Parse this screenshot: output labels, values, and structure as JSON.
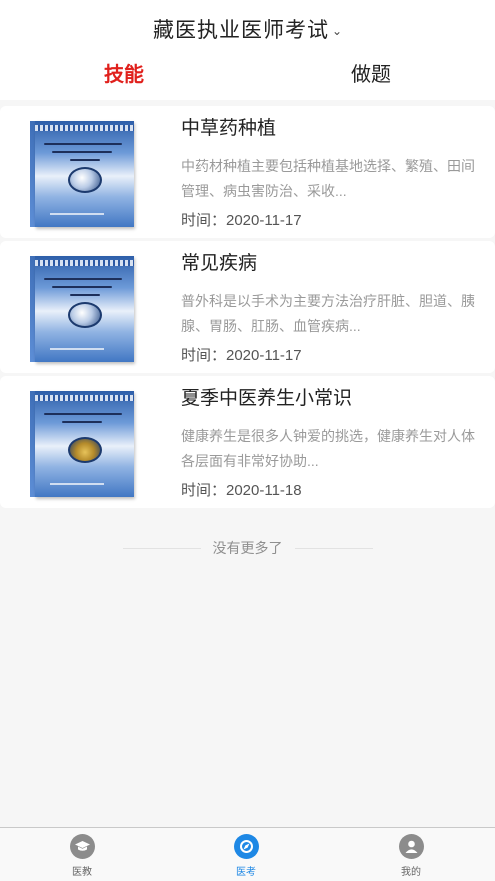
{
  "header": {
    "title": "藏医执业医师考试",
    "chevron_icon": "chevron-down-icon",
    "tabs": [
      {
        "label": "技能",
        "active": true
      },
      {
        "label": "做题",
        "active": false
      }
    ]
  },
  "articles": [
    {
      "title": "中草药种植",
      "description": "中药材种植主要包括种植基地选择、繁殖、田间管理、病虫害防治、采收...",
      "date": "时间：2020-11-17",
      "thumbnail_icon": "book-cover-icon"
    },
    {
      "title": "常见疾病",
      "description": "普外科是以手术为主要方法治疗肝脏、胆道、胰腺、胃肠、肛肠、血管疾病...",
      "date": "时间：2020-11-17",
      "thumbnail_icon": "book-cover-icon"
    },
    {
      "title": "夏季中医养生小常识",
      "description": "健康养生是很多人钟爱的挑选，健康养生对人体各层面有非常好协助...",
      "date": "时间：2020-11-18",
      "thumbnail_icon": "book-cover-icon"
    }
  ],
  "list_footer": "没有更多了",
  "bottom_nav": [
    {
      "label": "医教",
      "icon": "graduation-cap-icon",
      "active": false
    },
    {
      "label": "医考",
      "icon": "compass-icon",
      "active": true
    },
    {
      "label": "我的",
      "icon": "user-icon",
      "active": false
    }
  ],
  "colors": {
    "accent_red": "#e0201c",
    "accent_blue": "#1e88e5",
    "background": "#f6f6f6"
  }
}
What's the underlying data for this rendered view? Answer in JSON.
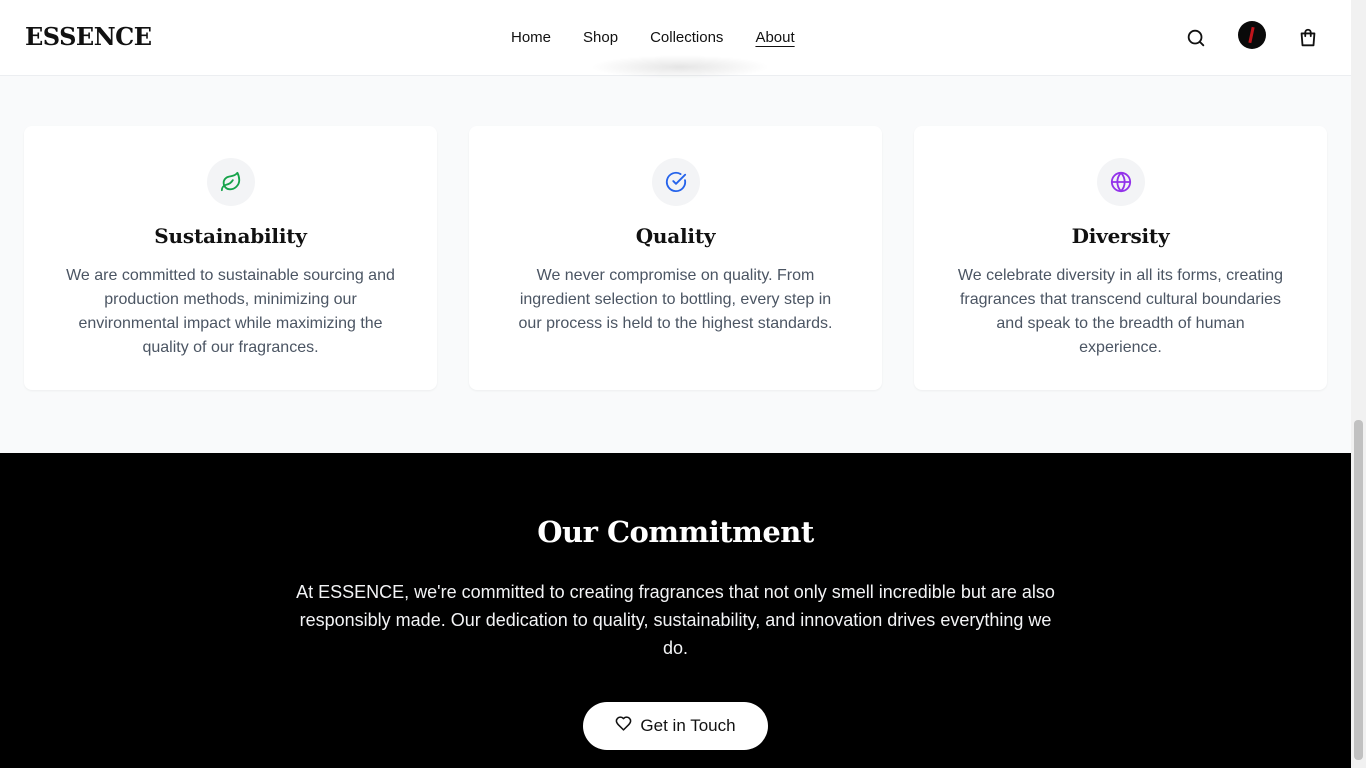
{
  "header": {
    "logo": "ESSENCE",
    "nav": [
      {
        "label": "Home",
        "active": false
      },
      {
        "label": "Shop",
        "active": false
      },
      {
        "label": "Collections",
        "active": false
      },
      {
        "label": "About",
        "active": true
      }
    ],
    "icons": [
      "search-icon",
      "user-avatar",
      "shopping-bag-icon"
    ]
  },
  "values": {
    "cards": [
      {
        "icon": "leaf-icon",
        "icon_color": "#16a34a",
        "title": "Sustainability",
        "text": "We are committed to sustainable sourcing and production methods, minimizing our environmental impact while maximizing the quality of our fragrances."
      },
      {
        "icon": "check-circle-icon",
        "icon_color": "#2563eb",
        "title": "Quality",
        "text": "We never compromise on quality. From ingredient selection to bottling, every step in our process is held to the highest standards."
      },
      {
        "icon": "globe-icon",
        "icon_color": "#9333ea",
        "title": "Diversity",
        "text": "We celebrate diversity in all its forms, creating fragrances that transcend cultural boundaries and speak to the breadth of human experience."
      }
    ]
  },
  "commitment": {
    "title": "Our Commitment",
    "text": "At ESSENCE, we're committed to creating fragrances that not only smell incredible but are also responsibly made. Our dedication to quality, sustainability, and innovation drives everything we do.",
    "cta_label": "Get in Touch",
    "cta_icon": "heart-icon"
  },
  "colors": {
    "background": "#f9fafb",
    "commitment_bg": "#000000",
    "card_bg": "#ffffff"
  }
}
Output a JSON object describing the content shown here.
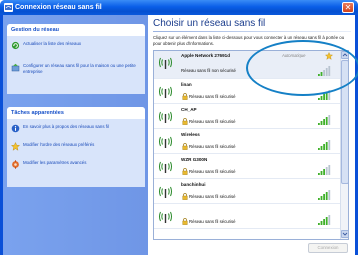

▬▬▬

> [What you need to do]: Every line should be retyped exactly, with the pictures omitted.

> [Response to the exercise]:
Parse this screenshot: output labels, values, and structure as JSON.
{
  "header": {
    "title": "藏医执业医师考试",
    "chevron_icon": "chevron-down-icon",
    "tabs": [
      {
        "label": "技能",
        "active": true
      },
      {
        "label": "做题",
        "active": false
      }
    ]
  },
  "articles": [
    {
      "title": "中草药种植",
      "description": "中药材种植主要包括种植基地选择、繁殖、田间管理、病虫害防治、采收...",
      "date": "时间：2020-11-17",
      "thumbnail_icon": "book-cover-icon"
    },
    {
      "title": "常见疾病",
      "description": "普外科是以手术为主要方法治疗肝脏、胆道、胰腺、胃肠、肛肠、血管疾病...",
      "date": "时间：2020-11-17",
      "thumbnail_icon": "book-cover-icon"
    },
    {
      "title": "夏季中医养生小常识",
      "description": "健康养生是很多人钟爱的挑选，健康养生对人体各层面有非常好协助...",
      "date": "时间：2020-11-18",
      "thumbnail_icon": "book-cover-icon"
    }
  ],
  "list_footer": "没有更多了",
  "bottom_nav": [
    {
      "label": "医教",
      "icon": "graduation-cap-icon",
      "active": false
    },
    {
      "label": "医考",
      "icon": "compass-icon",
      "active": true
    },
    {
      "label": "我的",
      "icon": "user-icon",
      "active": false
    }
  ],
  "colors": {
    "accent_red": "#e0201c",
    "accent_blue": "#1e88e5",
    "background": "#f6f6f6"
  }
}
What's the underlying data for this rendered view? Answer in JSON.
{
  "header": {
    "logo": "ESSENCE",
    "nav": [
      {
        "label": "Home",
        "active": false
      },
      {
        "label": "Shop",
        "active": false
      },
      {
        "label": "Collections",
        "active": false
      },
      {
        "label": "About",
        "active": true
      }
    ],
    "icons": [
      "search-icon",
      "user-avatar",
      "shopping-bag-icon"
    ]
  },
  "values": {
    "cards": [
      {
        "icon": "leaf-icon",
        "icon_color": "#16a34a",
        "title": "Sustainability",
        "text": "We are committed to sustainable sourcing and production methods, minimizing our environmental impact while maximizing the quality of our fragrances."
      },
      {
        "icon": "check-circle-icon",
        "icon_color": "#2563eb",
        "title": "Quality",
        "text": "We never compromise on quality. From ingredient selection to bottling, every step in our process is held to the highest standards."
      },
      {
        "icon": "globe-icon",
        "icon_color": "#9333ea",
        "title": "Diversity",
        "text": "We celebrate diversity in all its forms, creating fragrances that transcend cultural boundaries and speak to the breadth of human experience."
      }
    ]
  },
  "commitment": {
    "title": "Our Commitment",
    "text": "At ESSENCE, we're committed to creating fragrances that not only smell incredible but are also responsibly made. Our dedication to quality, sustainability, and innovation drives everything we do.",
    "cta_label": "Get in Touch",
    "cta_icon": "heart-icon"
  },
  "colors": {
    "background": "#f9fafb",
    "commitment_bg": "#000000",
    "card_bg": "#ffffff"
  }
}
Output a JSON object describing the content shown here.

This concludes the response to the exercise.